(Saved data entries)
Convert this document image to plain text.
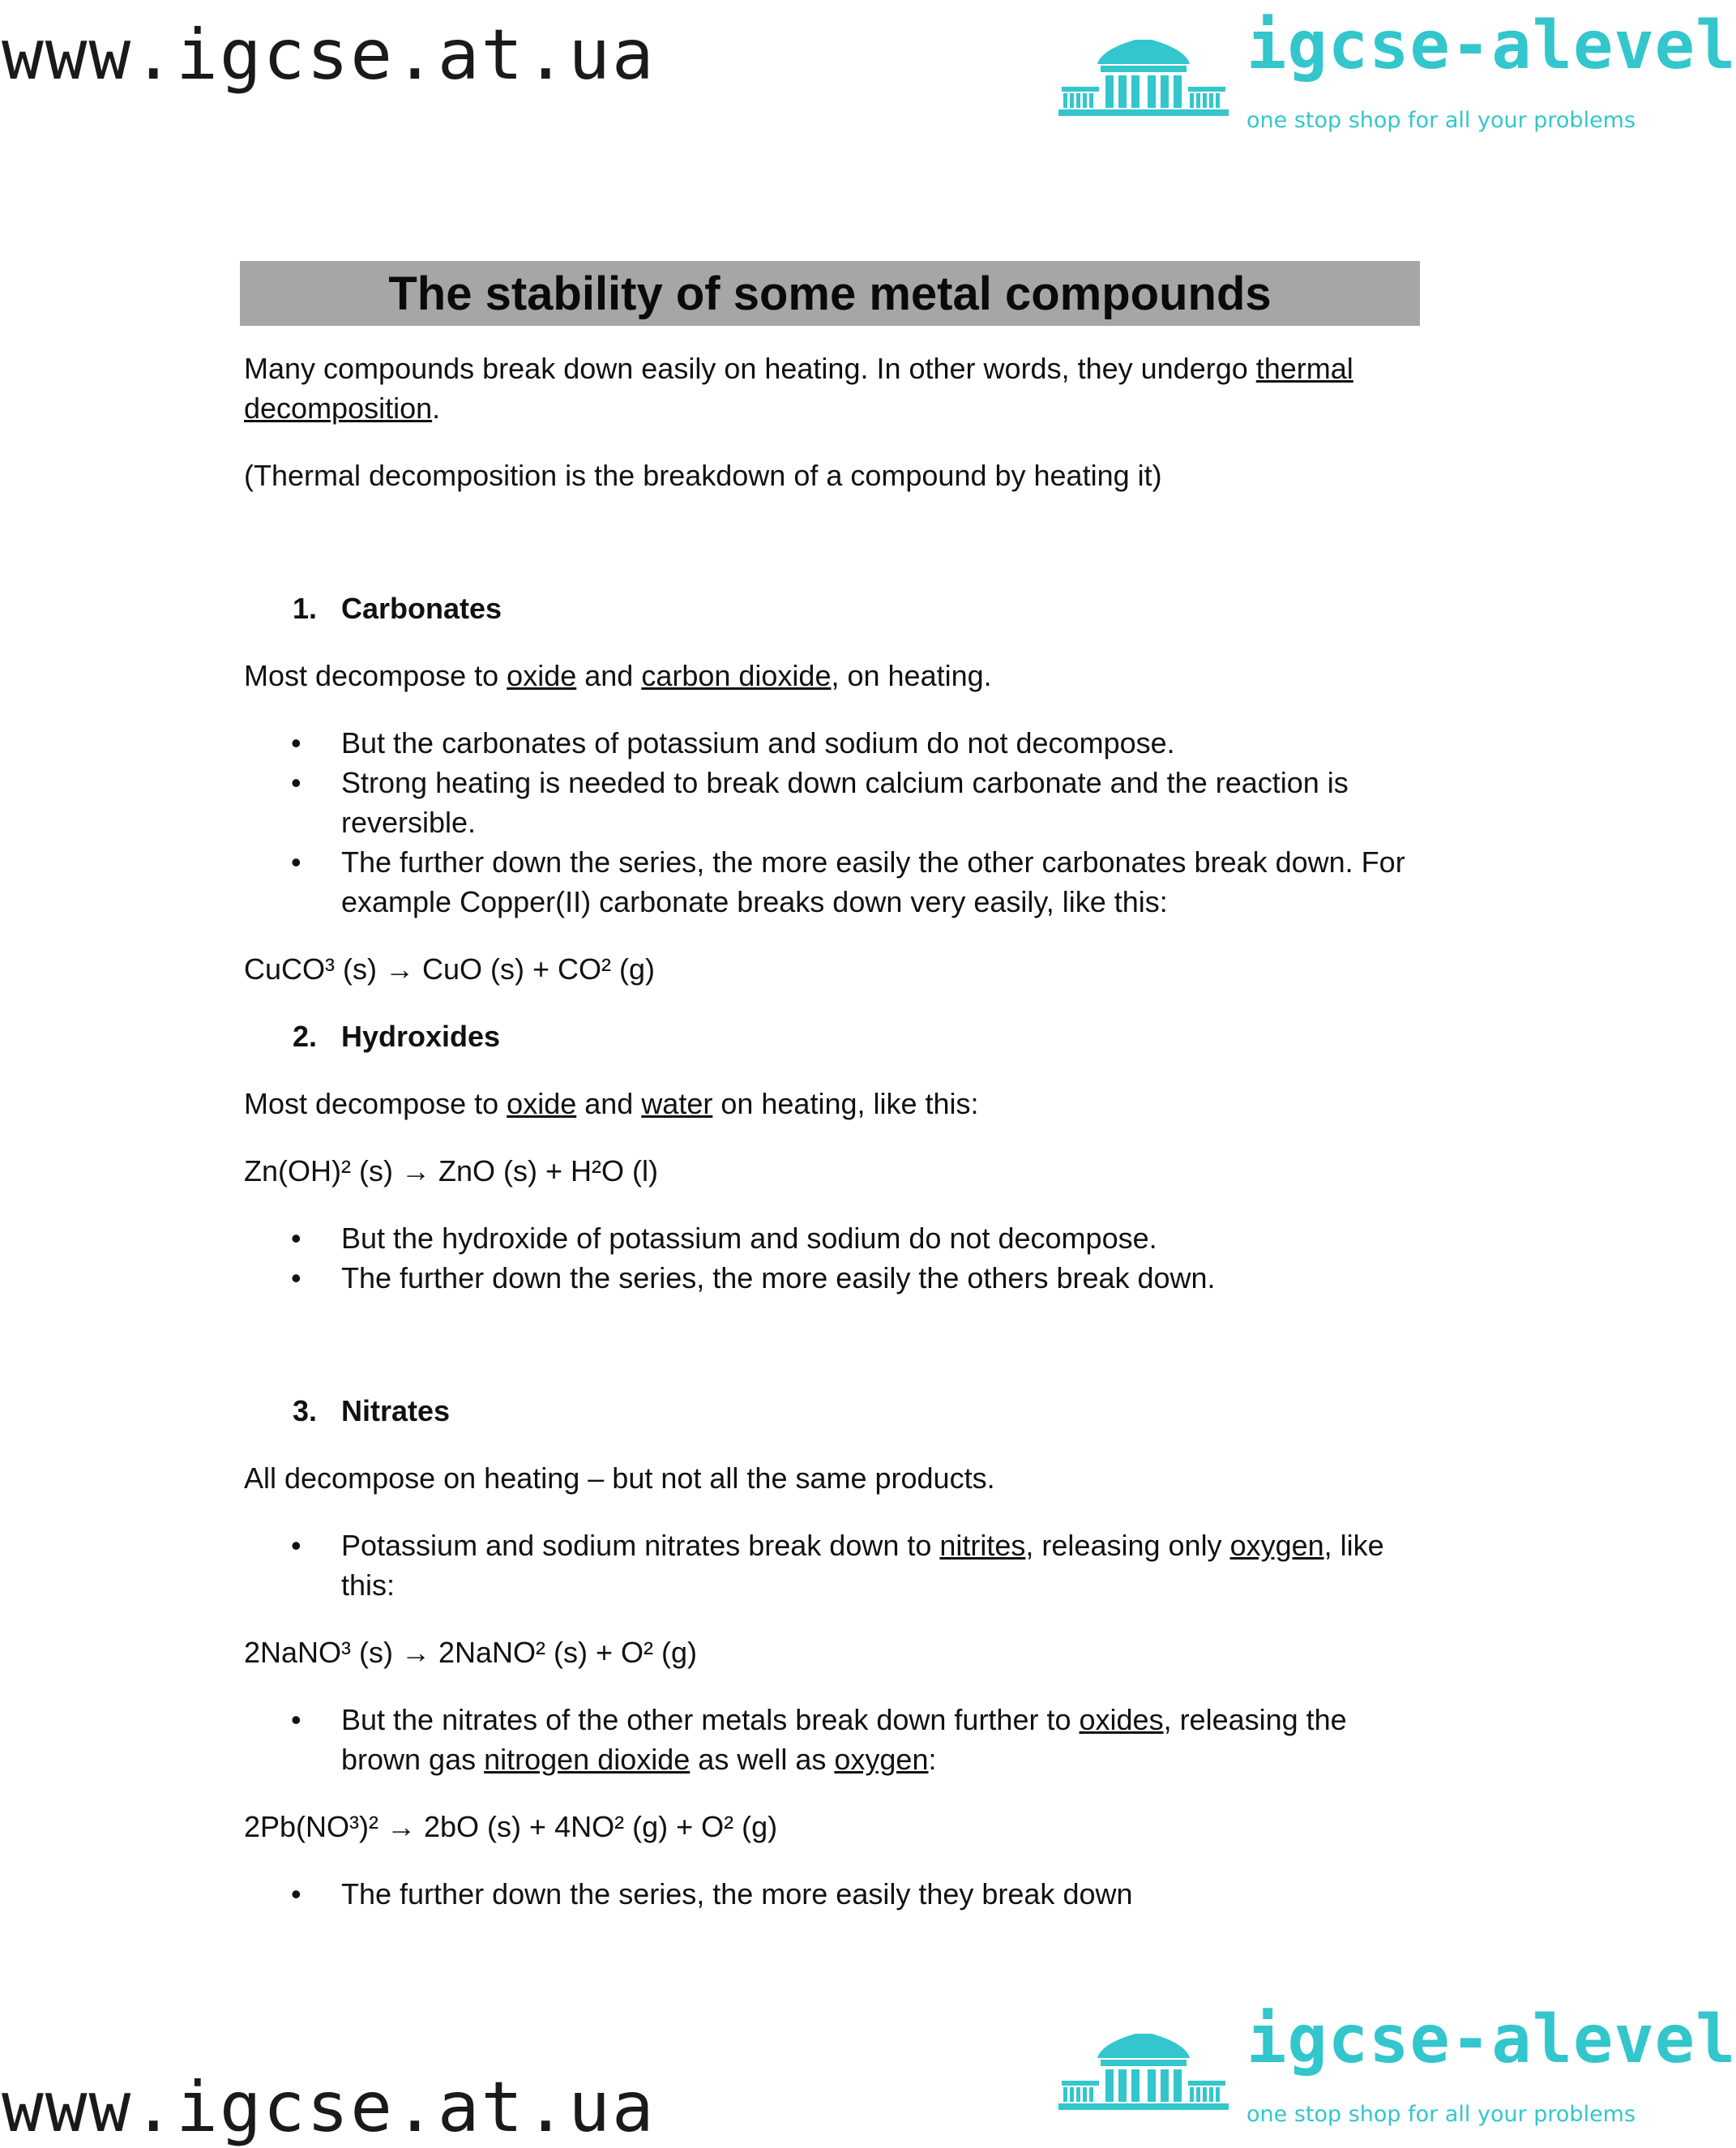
www.igcse.at.ua	igcse-alevel
one stop shop for all your problems
The stability of some metal compounds

Many compounds break down easily on heating. In other words, they undergo thermal decomposition.

(Thermal decomposition is the breakdown of a compound by heating it)

1. Carbonates

Most decompose to oxide and carbon dioxide, on heating.

• But the carbonates of potassium and sodium do not decompose.
• Strong heating is needed to break down calcium carbonate and the reaction is reversible.
• The further down the series, the more easily the other carbonates break down. For example Copper(II) carbonate breaks down very easily, like this:

CuCO³ (s) → CuO (s) + CO² (g)

2. Hydroxides

Most decompose to oxide and water on heating, like this:

Zn(OH)² (s) → ZnO (s) + H²O (l)

• But the hydroxide of potassium and sodium do not decompose.
• The further down the series, the more easily the others break down.

3. Nitrates

All decompose on heating – but not all the same products.

• Potassium and sodium nitrates break down to nitrites, releasing only oxygen, like this:

2NaNO³ (s) → 2NaNO² (s) + O² (g)

• But the nitrates of the other metals break down further to oxides, releasing the brown gas nitrogen dioxide as well as oxygen:

2Pb(NO³)² → 2bO (s) + 4NO² (g) + O² (g)

• The further down the series, the more easily they break down
www.igcse.at.ua
igcse-alevel
one stop shop for all your problems
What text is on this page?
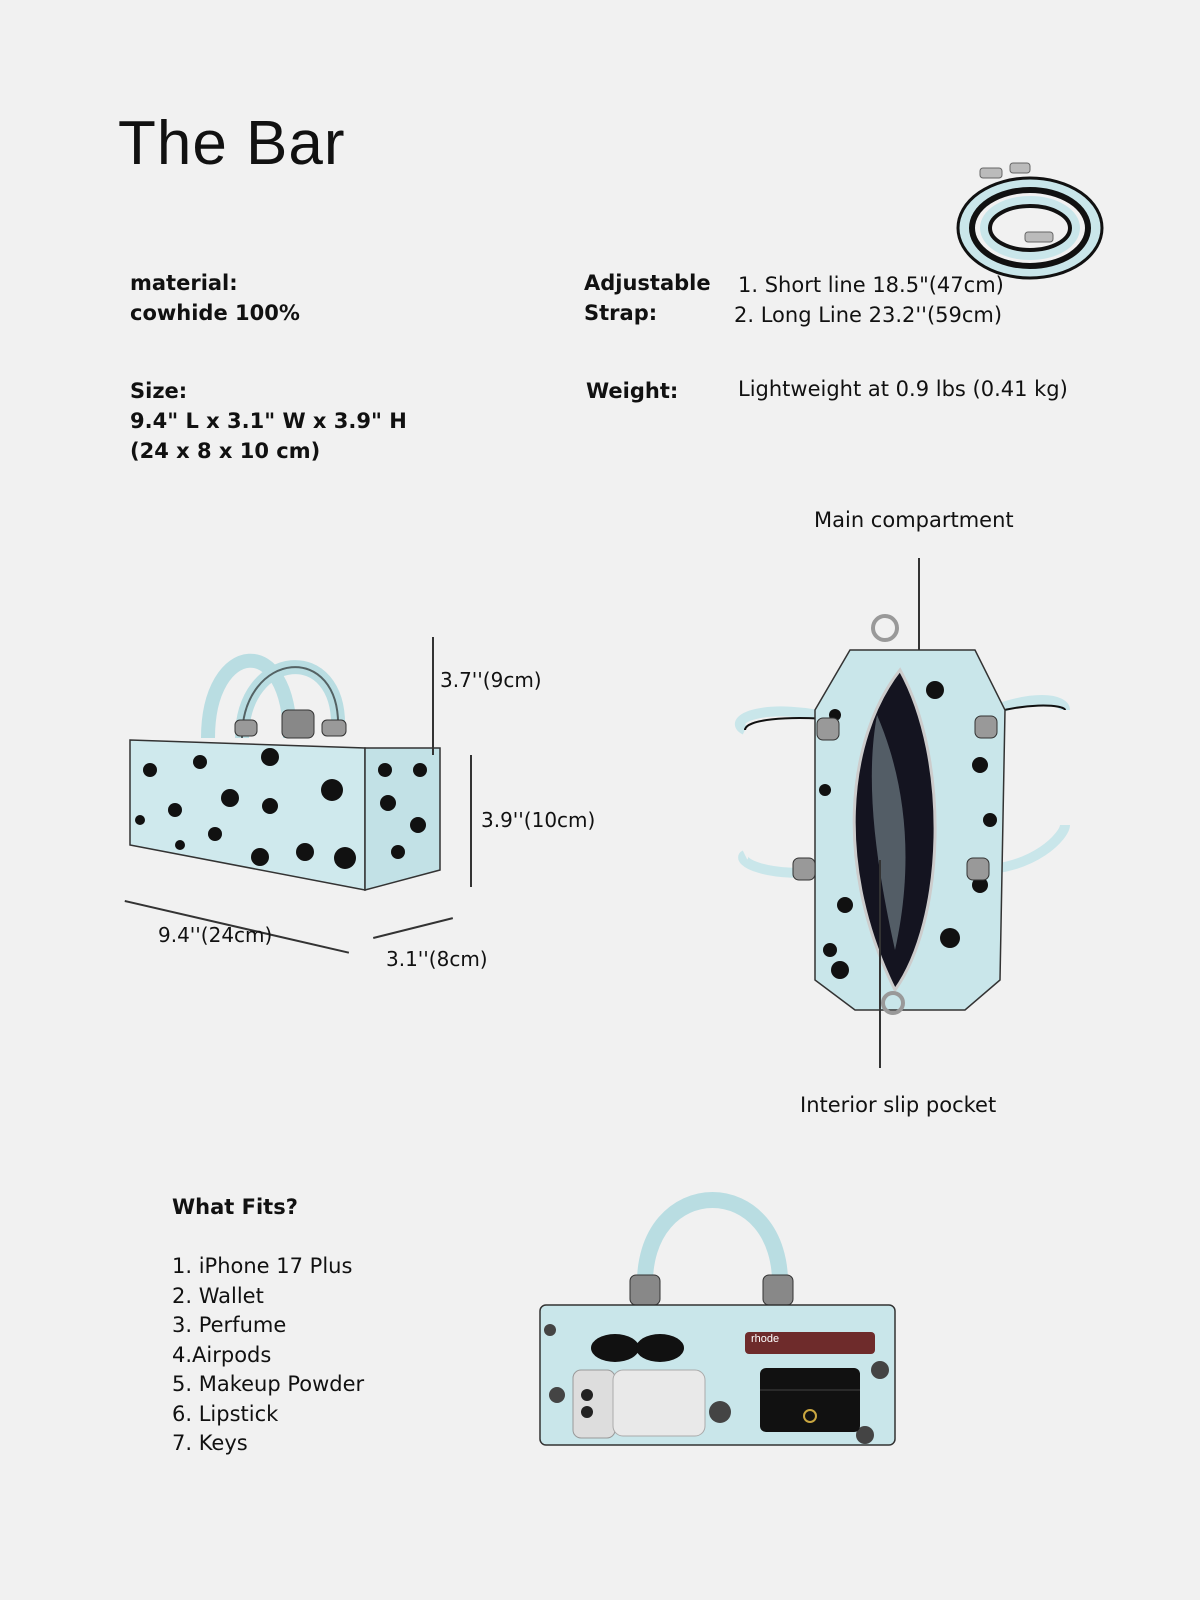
The Bar
material:
cowhide 100%
Size:
9.4" L x 3.1" W x 3.9" H
(24 x 8 x 10 cm)
Adjustable
Strap:
1. Short line 18.5"(47cm)
2. Long Line 23.2''(59cm)
Weight:	Lightweight at 0.9 lbs (0.41 kg)
3.7''(9cm)
3.9''(10cm)
9.4''(24cm)
3.1''(8cm)
Main compartment
Interior slip pocket
What Fits?
1. iPhone 17 Plus
2. Wallet
3. Perfume
4.Airpods
5. Makeup Powder
6. Lipstick
7. Keys
rhode
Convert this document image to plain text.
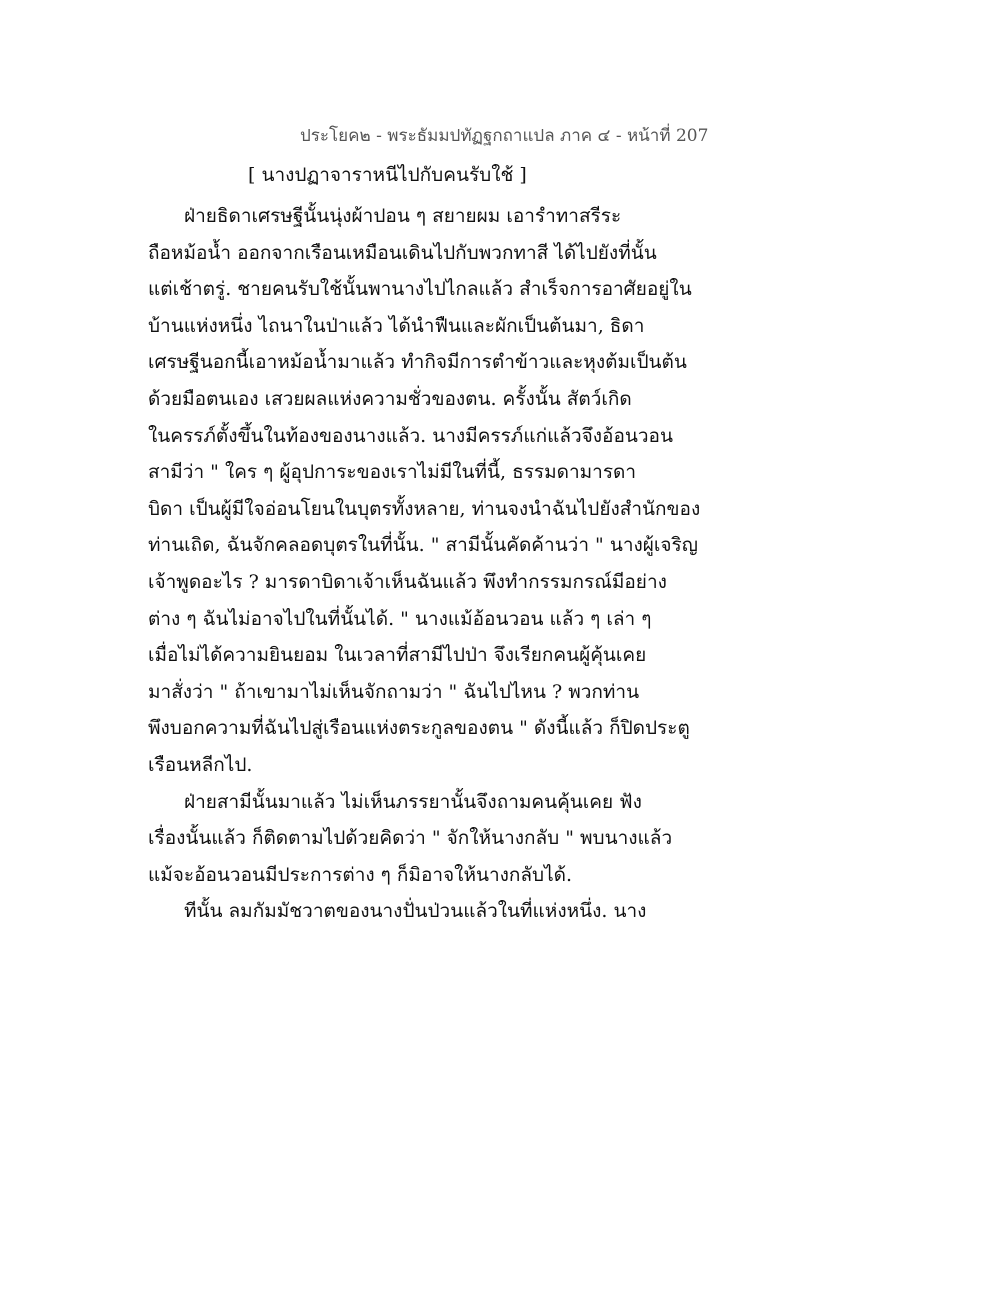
ประโยค๒ - พระธัมมปทัฏฐกถาแปล ภาค ๔ - หน้าที่ 207
[ นางปฏาจาราหนีไปกับคนรับใช้ ]
ฝ่ายธิดาเศรษฐีนั้นนุ่งผ้าปอน ๆ สยายผม เอารำทาสรีระ
ถือหม้อน้ำ ออกจากเรือนเหมือนเดินไปกับพวกทาสี ได้ไปยังที่นั้น
แต่เช้าตรู่. ชายคนรับใช้นั้นพานางไปไกลแล้ว สำเร็จการอาศัยอยู่ใน
บ้านแห่งหนึ่ง ไถนาในป่าแล้ว ได้นำฟืนและผักเป็นต้นมา, ธิดา
เศรษฐีนอกนี้เอาหม้อน้ำมาแล้ว ทำกิจมีการตำข้าวและหุงต้มเป็นต้น
ด้วยมือตนเอง เสวยผลแห่งความชั่วของตน. ครั้งนั้น สัตว์เกิด
ในครรภ์ตั้งขึ้นในท้องของนางแล้ว. นางมีครรภ์แก่แล้วจึงอ้อนวอน
สามีว่า " ใคร ๆ ผู้อุปการะของเราไม่มีในที่นี้, ธรรมดามารดา
บิดา เป็นผู้มีใจอ่อนโยนในบุตรทั้งหลาย, ท่านจงนำฉันไปยังสำนักของ
ท่านเถิด, ฉันจักคลอดบุตรในที่นั้น. " สามีนั้นคัดค้านว่า " นางผู้เจริญ
เจ้าพูดอะไร ? มารดาบิดาเจ้าเห็นฉันแล้ว พึงทำกรรมกรณ์มีอย่าง
ต่าง ๆ ฉันไม่อาจไปในที่นั้นได้. " นางแม้อ้อนวอน แล้ว ๆ เล่า ๆ
เมื่อไม่ได้ความยินยอม ในเวลาที่สามีไปป่า จึงเรียกคนผู้คุ้นเคย
มาสั่งว่า " ถ้าเขามาไม่เห็นจักถามว่า " ฉันไปไหน ? พวกท่าน
พึงบอกความที่ฉันไปสู่เรือนแห่งตระกูลของตน " ดังนี้แล้ว ก็ปิดประตู
เรือนหลีกไป.
ฝ่ายสามีนั้นมาแล้ว ไม่เห็นภรรยานั้นจึงถามคนคุ้นเคย ฟัง
เรื่องนั้นแล้ว ก็ติดตามไปด้วยคิดว่า " จักให้นางกลับ " พบนางแล้ว
แม้จะอ้อนวอนมีประการต่าง ๆ ก็มิอาจให้นางกลับได้.
ทีนั้น ลมกัมมัชวาตของนางปั่นป่วนแล้วในที่แห่งหนึ่ง. นาง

* **THE EXERCISE**
Where a line of the material above holds the string "more", copy that line.

* **PROBLEM SOLUTION**
• The further down the series, the more easily the other carbonates break down. For example Copper(II) carbonate breaks down very easily, like this:
• The further down the series, the more easily the others break down.
• The further down the series, the more easily they break down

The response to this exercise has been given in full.